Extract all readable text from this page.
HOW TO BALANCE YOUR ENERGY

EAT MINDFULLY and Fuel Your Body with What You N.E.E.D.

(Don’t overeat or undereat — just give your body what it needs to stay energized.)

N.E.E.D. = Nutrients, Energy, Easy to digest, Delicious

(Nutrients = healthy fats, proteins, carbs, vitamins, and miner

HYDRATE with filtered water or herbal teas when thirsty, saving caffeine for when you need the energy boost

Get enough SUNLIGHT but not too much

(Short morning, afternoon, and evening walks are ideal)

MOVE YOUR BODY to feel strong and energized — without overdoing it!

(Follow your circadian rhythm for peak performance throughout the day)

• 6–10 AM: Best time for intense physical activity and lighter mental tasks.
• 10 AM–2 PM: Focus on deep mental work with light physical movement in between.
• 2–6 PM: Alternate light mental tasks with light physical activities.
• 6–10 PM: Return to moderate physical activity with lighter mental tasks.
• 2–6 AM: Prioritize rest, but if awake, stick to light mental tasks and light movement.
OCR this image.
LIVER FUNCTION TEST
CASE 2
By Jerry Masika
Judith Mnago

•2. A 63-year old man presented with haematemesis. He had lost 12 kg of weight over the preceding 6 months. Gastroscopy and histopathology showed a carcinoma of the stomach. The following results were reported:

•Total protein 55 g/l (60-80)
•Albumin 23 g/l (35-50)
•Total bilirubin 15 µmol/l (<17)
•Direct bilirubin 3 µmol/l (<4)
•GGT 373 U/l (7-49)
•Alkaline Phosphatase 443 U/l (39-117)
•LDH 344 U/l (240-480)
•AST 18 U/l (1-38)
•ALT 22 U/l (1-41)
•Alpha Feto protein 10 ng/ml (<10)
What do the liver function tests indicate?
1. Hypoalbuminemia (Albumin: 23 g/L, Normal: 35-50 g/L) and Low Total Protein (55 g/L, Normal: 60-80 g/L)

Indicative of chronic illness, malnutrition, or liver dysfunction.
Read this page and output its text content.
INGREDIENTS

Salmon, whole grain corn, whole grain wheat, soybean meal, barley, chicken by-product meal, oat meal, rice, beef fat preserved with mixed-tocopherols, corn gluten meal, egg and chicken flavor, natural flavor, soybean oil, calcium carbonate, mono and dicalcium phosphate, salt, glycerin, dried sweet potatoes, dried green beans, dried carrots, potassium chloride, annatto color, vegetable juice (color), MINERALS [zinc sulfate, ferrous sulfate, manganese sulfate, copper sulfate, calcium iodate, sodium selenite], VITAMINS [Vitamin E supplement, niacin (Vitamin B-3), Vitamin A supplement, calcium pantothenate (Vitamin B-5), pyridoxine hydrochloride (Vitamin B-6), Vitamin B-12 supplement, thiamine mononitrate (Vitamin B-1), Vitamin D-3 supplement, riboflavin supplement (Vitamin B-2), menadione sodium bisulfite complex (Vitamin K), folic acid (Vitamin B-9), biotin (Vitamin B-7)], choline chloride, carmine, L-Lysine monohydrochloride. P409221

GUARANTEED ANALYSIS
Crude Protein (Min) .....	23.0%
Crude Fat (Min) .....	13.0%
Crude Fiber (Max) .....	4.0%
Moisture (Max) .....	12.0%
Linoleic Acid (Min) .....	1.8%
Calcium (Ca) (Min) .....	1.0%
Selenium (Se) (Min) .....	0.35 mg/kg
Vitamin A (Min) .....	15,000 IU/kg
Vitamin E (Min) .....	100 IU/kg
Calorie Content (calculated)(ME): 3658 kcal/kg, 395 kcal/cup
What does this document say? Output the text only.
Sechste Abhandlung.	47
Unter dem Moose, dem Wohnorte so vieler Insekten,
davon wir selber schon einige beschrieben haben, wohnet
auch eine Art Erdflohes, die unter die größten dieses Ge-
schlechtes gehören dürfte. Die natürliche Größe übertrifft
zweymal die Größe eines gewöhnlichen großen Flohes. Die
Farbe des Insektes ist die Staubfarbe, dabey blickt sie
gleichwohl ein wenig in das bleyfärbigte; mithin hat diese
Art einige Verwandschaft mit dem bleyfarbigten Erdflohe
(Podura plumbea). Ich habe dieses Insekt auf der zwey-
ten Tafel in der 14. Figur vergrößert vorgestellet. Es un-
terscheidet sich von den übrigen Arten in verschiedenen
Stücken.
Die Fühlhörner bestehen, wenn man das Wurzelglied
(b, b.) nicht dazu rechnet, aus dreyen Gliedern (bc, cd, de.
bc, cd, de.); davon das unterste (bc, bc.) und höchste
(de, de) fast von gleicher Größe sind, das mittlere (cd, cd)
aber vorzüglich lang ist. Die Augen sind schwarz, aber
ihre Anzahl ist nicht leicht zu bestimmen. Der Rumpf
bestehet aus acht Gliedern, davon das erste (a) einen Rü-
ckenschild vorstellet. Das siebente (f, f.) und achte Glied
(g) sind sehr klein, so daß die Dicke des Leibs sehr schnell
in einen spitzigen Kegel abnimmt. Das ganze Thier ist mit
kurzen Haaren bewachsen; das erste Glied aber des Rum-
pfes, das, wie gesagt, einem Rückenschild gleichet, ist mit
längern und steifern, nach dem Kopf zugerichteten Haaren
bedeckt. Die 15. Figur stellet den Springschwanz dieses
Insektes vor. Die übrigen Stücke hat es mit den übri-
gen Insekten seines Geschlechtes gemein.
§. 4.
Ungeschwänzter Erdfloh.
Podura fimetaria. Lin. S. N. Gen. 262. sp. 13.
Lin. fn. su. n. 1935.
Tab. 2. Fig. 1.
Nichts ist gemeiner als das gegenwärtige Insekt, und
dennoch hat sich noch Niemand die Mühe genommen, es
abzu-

• Task instructions
Your answer must be the complete listing, repeated exactly.

• Result of the exercise
Extract all readable text from this page.
HOW TO BALANCE YOUR ENERGY

EAT MINDFULLY and Fuel Your Body with What You N.E.E.D.

(Don’t overeat or undereat — just give your body what it needs to stay energized.)

N.E.E.D. = Nutrients, Energy, Easy to digest, Delicious

(Nutrients = healthy fats, proteins, carbs, vitamins, and miner

HYDRATE with filtered water or herbal teas when thirsty, saving caffeine for when you need the energy boost

Get enough SUNLIGHT but not too much

(Short morning, afternoon, and evening walks are ideal)

MOVE YOUR BODY to feel strong and energized — without overdoing it!

(Follow your circadian rhythm for peak performance throughout the day)

• 6–10 AM: Best time for intense physical activity and lighter mental tasks.
• 10 AM–2 PM: Focus on deep mental work with light physical movement in between.
• 2–6 PM: Alternate light mental tasks with light physical activities.
• 6–10 PM: Return to moderate physical activity with lighter mental tasks.
• 2–6 AM: Prioritize rest, but if awake, stick to light mental tasks and light movement.
OCR this image.
LIVER FUNCTION TEST
CASE 2
By Jerry Masika
Judith Mnago

•2. A 63-year old man presented with haematemesis. He had lost 12 kg of weight over the preceding 6 months. Gastroscopy and histopathology showed a carcinoma of the stomach. The following results were reported:

•Total protein 55 g/l (60-80)
•Albumin 23 g/l (35-50)
•Total bilirubin 15 µmol/l (<17)
•Direct bilirubin 3 µmol/l (<4)
•GGT 373 U/l (7-49)
•Alkaline Phosphatase 443 U/l (39-117)
•LDH 344 U/l (240-480)
•AST 18 U/l (1-38)
•ALT 22 U/l (1-41)
•Alpha Feto protein 10 ng/ml (<10)
What do the liver function tests indicate?
1. Hypoalbuminemia (Albumin: 23 g/L, Normal: 35-50 g/L) and Low Total Protein (55 g/L, Normal: 60-80 g/L)

Indicative of chronic illness, malnutrition, or liver dysfunction.
Read this page and output its text content.
INGREDIENTS

Salmon, whole grain corn, whole grain wheat, soybean meal, barley, chicken by-product meal, oat meal, rice, beef fat preserved with mixed-tocopherols, corn gluten meal, egg and chicken flavor, natural flavor, soybean oil, calcium carbonate, mono and dicalcium phosphate, salt, glycerin, dried sweet potatoes, dried green beans, dried carrots, potassium chloride, annatto color, vegetable juice (color), MINERALS [zinc sulfate, ferrous sulfate, manganese sulfate, copper sulfate, calcium iodate, sodium selenite], VITAMINS [Vitamin E supplement, niacin (Vitamin B-3), Vitamin A supplement, calcium pantothenate (Vitamin B-5), pyridoxine hydrochloride (Vitamin B-6), Vitamin B-12 supplement, thiamine mononitrate (Vitamin B-1), Vitamin D-3 supplement, riboflavin supplement (Vitamin B-2), menadione sodium bisulfite complex (Vitamin K), folic acid (Vitamin B-9), biotin (Vitamin B-7)], choline chloride, carmine, L-Lysine monohydrochloride. P409221

GUARANTEED ANALYSIS
Crude Protein (Min) .....	23.0%
Crude Fat (Min) .....	13.0%
Crude Fiber (Max) .....	4.0%
Moisture (Max) .....	12.0%
Linoleic Acid (Min) .....	1.8%
Calcium (Ca) (Min) .....	1.0%
Selenium (Se) (Min) .....	0.35 mg/kg
Vitamin A (Min) .....	15,000 IU/kg
Vitamin E (Min) .....	100 IU/kg
Calorie Content (calculated)(ME): 3658 kcal/kg, 395 kcal/cup
What does this document say? Output the text only.
Sechste Abhandlung.	47
Unter dem Moose, dem Wohnorte so vieler Insekten,
davon wir selber schon einige beschrieben haben, wohnet
auch eine Art Erdflohes, die unter die größten dieses Ge-
schlechtes gehören dürfte. Die natürliche Größe übertrifft
zweymal die Größe eines gewöhnlichen großen Flohes. Die
Farbe des Insektes ist die Staubfarbe, dabey blickt sie
gleichwohl ein wenig in das bleyfärbigte; mithin hat diese
Art einige Verwandschaft mit dem bleyfarbigten Erdflohe
(Podura plumbea). Ich habe dieses Insekt auf der zwey-
ten Tafel in der 14. Figur vergrößert vorgestellet. Es un-
terscheidet sich von den übrigen Arten in verschiedenen
Stücken.
Die Fühlhörner bestehen, wenn man das Wurzelglied
(b, b.) nicht dazu rechnet, aus dreyen Gliedern (bc, cd, de.
bc, cd, de.); davon das unterste (bc, bc.) und höchste
(de, de) fast von gleicher Größe sind, das mittlere (cd, cd)
aber vorzüglich lang ist. Die Augen sind schwarz, aber
ihre Anzahl ist nicht leicht zu bestimmen. Der Rumpf
bestehet aus acht Gliedern, davon das erste (a) einen Rü-
ckenschild vorstellet. Das siebente (f, f.) und achte Glied
(g) sind sehr klein, so daß die Dicke des Leibs sehr schnell
in einen spitzigen Kegel abnimmt. Das ganze Thier ist mit
kurzen Haaren bewachsen; das erste Glied aber des Rum-
pfes, das, wie gesagt, einem Rückenschild gleichet, ist mit
längern und steifern, nach dem Kopf zugerichteten Haaren
bedeckt. Die 15. Figur stellet den Springschwanz dieses
Insektes vor. Die übrigen Stücke hat es mit den übri-
gen Insekten seines Geschlechtes gemein.
§. 4.
Ungeschwänzter Erdfloh.
Podura fimetaria. Lin. S. N. Gen. 262. sp. 13.
Lin. fn. su. n. 1935.
Tab. 2. Fig. 1.
Nichts ist gemeiner als das gegenwärtige Insekt, und
dennoch hat sich noch Niemand die Mühe genommen, es
abzu-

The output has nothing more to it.